--- Begin Listing ---

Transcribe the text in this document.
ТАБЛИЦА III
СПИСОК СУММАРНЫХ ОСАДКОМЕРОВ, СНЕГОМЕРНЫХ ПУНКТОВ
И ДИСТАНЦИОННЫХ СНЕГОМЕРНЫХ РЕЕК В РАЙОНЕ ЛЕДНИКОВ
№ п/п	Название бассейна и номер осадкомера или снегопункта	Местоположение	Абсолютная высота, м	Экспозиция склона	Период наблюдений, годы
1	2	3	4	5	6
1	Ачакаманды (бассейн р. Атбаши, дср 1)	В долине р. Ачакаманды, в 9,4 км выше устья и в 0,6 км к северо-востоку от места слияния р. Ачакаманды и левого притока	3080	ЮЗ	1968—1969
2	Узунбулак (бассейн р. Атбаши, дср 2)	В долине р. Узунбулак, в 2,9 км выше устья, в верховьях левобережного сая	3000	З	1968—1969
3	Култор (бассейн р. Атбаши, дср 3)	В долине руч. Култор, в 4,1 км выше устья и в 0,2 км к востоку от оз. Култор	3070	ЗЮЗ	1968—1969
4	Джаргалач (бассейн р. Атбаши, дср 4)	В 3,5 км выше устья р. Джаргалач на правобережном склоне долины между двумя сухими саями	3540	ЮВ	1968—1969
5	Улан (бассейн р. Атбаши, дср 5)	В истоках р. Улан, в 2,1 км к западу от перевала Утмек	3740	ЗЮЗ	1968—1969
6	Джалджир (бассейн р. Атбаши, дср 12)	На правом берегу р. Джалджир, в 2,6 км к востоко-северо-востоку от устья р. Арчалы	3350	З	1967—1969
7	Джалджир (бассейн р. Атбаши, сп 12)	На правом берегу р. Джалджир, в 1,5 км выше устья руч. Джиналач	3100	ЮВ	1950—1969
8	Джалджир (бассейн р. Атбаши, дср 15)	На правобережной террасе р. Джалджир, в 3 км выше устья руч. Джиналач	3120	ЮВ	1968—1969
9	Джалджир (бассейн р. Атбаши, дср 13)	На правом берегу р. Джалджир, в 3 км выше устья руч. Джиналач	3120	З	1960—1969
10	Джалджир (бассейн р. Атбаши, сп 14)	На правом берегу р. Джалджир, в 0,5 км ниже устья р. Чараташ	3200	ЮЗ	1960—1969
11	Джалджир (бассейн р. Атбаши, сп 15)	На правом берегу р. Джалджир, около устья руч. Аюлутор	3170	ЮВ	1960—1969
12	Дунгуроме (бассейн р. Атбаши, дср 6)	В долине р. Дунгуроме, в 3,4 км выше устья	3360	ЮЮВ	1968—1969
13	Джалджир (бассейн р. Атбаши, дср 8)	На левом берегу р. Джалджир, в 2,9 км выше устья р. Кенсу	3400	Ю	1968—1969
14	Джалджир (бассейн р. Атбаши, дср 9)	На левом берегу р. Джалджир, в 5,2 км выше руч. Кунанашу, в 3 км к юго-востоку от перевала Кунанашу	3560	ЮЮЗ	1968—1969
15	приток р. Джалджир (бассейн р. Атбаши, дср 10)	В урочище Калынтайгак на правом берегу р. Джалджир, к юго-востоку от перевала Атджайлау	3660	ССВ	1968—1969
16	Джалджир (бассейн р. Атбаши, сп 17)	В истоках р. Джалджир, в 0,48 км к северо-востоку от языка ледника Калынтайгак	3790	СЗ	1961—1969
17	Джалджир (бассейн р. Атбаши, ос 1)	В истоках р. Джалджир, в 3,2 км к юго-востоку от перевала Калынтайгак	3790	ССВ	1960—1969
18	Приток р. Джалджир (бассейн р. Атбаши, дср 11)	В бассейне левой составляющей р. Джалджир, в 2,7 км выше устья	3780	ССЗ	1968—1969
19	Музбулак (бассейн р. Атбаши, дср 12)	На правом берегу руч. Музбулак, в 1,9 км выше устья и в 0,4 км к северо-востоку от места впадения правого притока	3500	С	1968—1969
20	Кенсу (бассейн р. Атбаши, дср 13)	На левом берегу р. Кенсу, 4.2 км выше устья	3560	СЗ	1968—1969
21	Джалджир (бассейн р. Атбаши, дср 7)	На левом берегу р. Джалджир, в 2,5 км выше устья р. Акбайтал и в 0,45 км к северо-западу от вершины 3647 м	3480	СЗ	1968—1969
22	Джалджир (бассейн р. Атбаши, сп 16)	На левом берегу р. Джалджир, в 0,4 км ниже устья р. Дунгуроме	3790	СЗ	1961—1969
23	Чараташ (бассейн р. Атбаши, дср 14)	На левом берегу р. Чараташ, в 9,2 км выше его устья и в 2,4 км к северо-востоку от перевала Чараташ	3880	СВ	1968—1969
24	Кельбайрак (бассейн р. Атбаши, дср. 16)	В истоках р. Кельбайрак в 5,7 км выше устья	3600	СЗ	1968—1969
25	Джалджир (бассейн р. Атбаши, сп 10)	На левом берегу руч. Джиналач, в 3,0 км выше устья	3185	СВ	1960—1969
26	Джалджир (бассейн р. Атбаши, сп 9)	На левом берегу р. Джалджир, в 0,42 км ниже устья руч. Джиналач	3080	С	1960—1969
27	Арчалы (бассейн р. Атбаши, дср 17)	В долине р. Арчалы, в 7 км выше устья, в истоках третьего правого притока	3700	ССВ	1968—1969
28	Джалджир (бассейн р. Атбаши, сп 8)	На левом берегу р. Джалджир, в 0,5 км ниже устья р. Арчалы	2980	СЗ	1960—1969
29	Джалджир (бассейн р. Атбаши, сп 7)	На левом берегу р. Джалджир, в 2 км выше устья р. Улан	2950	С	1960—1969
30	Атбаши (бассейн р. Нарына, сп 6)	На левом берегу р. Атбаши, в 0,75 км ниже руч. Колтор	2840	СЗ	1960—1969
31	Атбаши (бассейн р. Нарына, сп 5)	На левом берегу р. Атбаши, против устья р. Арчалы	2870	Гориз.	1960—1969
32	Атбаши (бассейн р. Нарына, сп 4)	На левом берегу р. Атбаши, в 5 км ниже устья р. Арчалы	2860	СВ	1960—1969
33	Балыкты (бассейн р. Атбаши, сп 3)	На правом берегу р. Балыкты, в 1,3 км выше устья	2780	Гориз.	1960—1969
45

--- End Listing ---

Copy each line from the records above that includes the string "Калынтайгак".

15	приток р. Джалджир (бассейн р. Атбаши, дср 10)	В урочище Калынтайгак на правом берегу р. Джалджир, к юго-востоку от перевала Атджайлау	3660	ССВ	1968—1969
16	Джалджир (бассейн р. Атбаши, сп 17)	В истоках р. Джалджир, в 0,48 км к северо-востоку от языка ледника Калынтайгак	3790	СЗ	1961—1969
17	Джалджир (бассейн р. Атбаши, ос 1)	В истоках р. Джалджир, в 3,2 км к юго-востоку от перевала Калынтайгак	3790	ССВ	1960—1969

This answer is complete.